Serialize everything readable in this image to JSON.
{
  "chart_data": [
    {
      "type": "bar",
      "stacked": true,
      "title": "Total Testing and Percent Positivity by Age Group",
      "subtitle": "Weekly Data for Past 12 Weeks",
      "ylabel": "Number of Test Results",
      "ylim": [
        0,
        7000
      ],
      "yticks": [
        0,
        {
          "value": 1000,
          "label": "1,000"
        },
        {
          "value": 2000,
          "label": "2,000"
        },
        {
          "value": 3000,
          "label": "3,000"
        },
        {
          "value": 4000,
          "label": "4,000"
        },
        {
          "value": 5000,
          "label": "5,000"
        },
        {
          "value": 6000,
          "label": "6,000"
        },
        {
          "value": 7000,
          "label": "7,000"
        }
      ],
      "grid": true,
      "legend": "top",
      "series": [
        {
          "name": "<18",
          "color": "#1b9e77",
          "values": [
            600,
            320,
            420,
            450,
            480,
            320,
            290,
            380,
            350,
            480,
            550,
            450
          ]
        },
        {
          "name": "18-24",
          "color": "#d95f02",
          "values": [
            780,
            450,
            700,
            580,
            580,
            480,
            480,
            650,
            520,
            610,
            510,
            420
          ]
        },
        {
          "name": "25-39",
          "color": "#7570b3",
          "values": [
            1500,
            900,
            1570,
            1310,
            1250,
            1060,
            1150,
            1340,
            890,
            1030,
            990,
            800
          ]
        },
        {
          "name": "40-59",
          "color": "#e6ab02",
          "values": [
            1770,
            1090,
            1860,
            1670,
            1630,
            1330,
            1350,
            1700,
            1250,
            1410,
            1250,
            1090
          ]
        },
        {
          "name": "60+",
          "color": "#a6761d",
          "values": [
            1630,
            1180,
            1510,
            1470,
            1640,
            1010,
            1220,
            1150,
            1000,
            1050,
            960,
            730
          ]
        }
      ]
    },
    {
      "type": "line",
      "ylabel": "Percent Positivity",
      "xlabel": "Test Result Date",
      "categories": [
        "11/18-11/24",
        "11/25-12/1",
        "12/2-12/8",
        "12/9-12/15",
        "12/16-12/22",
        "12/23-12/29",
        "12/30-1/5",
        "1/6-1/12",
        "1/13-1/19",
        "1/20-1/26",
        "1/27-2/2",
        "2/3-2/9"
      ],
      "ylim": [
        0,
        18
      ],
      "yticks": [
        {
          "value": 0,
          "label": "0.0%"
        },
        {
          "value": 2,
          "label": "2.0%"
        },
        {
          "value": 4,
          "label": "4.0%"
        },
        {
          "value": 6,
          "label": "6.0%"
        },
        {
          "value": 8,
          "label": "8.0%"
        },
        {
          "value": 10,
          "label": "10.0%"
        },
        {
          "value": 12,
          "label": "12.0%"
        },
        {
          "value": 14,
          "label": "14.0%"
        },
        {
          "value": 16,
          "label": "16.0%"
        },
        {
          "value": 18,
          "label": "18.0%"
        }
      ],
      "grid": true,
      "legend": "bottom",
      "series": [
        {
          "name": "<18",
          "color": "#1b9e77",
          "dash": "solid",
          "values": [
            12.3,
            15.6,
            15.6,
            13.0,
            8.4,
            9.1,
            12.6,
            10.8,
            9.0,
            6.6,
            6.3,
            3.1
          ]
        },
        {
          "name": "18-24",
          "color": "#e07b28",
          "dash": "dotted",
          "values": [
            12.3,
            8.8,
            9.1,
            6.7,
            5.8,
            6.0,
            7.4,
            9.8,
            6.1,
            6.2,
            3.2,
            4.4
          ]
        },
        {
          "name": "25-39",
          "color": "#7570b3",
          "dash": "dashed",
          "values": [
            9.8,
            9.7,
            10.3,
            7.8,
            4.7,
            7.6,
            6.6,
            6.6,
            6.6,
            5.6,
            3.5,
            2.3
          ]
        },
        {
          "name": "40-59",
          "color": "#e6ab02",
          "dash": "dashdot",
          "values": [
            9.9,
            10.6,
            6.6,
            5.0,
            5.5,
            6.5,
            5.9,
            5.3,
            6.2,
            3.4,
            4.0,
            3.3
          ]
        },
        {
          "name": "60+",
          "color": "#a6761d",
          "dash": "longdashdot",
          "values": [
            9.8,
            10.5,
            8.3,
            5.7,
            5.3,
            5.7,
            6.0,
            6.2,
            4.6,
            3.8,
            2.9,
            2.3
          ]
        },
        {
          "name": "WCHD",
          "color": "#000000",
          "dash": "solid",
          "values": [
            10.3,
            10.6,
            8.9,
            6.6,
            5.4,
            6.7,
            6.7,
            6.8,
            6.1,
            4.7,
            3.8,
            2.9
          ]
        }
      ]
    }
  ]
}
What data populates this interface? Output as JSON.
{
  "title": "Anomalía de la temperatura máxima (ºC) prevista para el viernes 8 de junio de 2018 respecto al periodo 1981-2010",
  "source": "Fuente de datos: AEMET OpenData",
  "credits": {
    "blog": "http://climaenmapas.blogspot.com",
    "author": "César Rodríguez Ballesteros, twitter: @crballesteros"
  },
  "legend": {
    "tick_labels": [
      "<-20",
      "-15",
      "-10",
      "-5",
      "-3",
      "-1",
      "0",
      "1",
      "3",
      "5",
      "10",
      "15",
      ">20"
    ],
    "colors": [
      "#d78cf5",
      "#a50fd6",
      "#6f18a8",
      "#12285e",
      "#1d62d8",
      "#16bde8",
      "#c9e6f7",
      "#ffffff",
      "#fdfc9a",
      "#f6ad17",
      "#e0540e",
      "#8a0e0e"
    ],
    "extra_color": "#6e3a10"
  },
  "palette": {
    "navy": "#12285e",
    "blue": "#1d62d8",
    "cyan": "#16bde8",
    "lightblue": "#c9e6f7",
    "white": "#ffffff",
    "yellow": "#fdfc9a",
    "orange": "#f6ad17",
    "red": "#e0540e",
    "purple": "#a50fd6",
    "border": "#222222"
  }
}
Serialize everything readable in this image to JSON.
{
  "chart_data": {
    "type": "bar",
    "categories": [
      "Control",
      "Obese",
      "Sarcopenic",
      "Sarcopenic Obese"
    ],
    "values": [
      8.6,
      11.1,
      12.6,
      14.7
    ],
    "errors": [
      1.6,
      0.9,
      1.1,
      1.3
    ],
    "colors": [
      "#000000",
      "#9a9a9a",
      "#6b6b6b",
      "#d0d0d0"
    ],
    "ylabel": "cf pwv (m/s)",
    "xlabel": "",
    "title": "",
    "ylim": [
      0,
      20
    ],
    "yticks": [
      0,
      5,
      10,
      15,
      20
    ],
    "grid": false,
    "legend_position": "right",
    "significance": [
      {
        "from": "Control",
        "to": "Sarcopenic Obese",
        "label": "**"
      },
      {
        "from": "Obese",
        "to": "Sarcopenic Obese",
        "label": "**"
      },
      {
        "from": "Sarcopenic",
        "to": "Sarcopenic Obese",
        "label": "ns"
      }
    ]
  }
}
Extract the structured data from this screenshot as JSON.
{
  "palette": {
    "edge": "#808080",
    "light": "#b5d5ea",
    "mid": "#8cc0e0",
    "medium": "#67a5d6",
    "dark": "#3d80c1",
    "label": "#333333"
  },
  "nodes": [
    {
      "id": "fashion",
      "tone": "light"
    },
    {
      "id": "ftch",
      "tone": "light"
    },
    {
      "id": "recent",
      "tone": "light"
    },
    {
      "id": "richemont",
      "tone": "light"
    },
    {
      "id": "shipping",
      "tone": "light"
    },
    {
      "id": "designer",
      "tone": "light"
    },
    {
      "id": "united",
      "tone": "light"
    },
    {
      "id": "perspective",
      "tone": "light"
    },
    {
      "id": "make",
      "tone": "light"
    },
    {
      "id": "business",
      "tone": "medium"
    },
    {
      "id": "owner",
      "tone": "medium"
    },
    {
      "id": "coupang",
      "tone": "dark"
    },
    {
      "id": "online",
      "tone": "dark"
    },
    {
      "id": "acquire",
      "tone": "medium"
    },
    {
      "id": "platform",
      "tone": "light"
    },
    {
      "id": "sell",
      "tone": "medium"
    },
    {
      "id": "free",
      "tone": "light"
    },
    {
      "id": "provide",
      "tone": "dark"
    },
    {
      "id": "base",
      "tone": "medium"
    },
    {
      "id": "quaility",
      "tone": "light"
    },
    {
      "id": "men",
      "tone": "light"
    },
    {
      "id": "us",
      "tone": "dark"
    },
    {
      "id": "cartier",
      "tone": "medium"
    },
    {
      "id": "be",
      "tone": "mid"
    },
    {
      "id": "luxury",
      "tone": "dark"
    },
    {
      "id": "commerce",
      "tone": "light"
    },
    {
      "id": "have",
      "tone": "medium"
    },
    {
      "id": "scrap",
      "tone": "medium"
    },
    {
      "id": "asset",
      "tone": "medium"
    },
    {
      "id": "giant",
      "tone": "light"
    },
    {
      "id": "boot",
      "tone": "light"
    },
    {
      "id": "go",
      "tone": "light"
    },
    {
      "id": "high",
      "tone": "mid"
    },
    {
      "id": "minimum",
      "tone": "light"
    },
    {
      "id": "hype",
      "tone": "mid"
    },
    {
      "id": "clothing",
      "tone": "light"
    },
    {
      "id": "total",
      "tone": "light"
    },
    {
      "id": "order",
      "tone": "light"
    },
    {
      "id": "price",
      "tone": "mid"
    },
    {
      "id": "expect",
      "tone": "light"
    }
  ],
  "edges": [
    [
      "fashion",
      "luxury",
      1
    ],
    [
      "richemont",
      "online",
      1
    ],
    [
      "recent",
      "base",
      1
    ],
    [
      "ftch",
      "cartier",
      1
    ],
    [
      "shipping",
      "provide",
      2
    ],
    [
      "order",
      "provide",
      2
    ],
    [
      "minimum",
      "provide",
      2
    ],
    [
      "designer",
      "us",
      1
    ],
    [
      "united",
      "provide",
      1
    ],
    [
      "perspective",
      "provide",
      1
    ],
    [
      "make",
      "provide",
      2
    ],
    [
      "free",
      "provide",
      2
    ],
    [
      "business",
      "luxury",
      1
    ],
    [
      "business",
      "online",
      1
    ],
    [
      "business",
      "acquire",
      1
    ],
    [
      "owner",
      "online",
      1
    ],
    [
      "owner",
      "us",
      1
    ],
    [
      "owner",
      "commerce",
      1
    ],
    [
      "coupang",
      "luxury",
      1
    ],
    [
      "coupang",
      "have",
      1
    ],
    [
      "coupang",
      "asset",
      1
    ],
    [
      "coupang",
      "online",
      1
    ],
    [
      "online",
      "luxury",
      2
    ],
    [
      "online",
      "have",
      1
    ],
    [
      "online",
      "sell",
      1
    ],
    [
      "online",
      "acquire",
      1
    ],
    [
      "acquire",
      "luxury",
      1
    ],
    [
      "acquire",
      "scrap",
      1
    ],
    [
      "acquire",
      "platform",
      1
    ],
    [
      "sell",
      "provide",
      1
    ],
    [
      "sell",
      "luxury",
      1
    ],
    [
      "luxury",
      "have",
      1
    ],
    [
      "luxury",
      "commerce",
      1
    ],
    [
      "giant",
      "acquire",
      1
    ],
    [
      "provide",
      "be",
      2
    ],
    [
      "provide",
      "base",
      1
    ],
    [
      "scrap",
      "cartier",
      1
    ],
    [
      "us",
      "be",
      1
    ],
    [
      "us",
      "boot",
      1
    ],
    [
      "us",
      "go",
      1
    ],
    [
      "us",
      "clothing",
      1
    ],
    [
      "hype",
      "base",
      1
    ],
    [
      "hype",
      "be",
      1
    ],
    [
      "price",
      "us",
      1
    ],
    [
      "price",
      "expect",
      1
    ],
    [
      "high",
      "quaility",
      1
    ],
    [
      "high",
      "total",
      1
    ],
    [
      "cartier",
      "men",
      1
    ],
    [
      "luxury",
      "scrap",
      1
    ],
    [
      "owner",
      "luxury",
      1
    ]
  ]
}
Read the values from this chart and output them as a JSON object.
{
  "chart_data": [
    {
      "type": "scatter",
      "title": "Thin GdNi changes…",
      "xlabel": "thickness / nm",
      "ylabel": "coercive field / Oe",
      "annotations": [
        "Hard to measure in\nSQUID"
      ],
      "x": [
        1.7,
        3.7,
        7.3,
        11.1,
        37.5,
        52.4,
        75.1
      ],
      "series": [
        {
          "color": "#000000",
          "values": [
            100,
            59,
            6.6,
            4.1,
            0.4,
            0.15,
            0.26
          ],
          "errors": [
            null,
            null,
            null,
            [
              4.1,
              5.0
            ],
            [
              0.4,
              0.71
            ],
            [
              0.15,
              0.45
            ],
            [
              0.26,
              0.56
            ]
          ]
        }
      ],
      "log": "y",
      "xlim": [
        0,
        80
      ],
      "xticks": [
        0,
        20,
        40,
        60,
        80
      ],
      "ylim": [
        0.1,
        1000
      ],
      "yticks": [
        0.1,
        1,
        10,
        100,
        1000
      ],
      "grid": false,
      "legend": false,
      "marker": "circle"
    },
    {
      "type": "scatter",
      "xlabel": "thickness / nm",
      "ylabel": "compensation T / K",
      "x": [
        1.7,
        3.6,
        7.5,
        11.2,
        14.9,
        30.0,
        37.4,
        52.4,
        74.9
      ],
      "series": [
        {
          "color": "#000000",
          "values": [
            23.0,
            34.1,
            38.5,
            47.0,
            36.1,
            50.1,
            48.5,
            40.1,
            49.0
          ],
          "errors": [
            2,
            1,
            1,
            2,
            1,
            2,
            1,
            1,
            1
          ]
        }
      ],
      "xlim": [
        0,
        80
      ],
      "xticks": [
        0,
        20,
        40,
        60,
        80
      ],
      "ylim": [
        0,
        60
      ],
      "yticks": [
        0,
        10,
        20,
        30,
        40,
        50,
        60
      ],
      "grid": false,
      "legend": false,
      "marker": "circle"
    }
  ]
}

++++++

- Task goal
Show each line holding the word "this".

- Result of the exercise
Serialize everything readable in this image to JSON.
What data populates this interface? Output as JSON.
Serialize everything readable in this image to JSON.
Extract the structured data from this screenshot as JSON.
Read the values from this chart and output them as a JSON object.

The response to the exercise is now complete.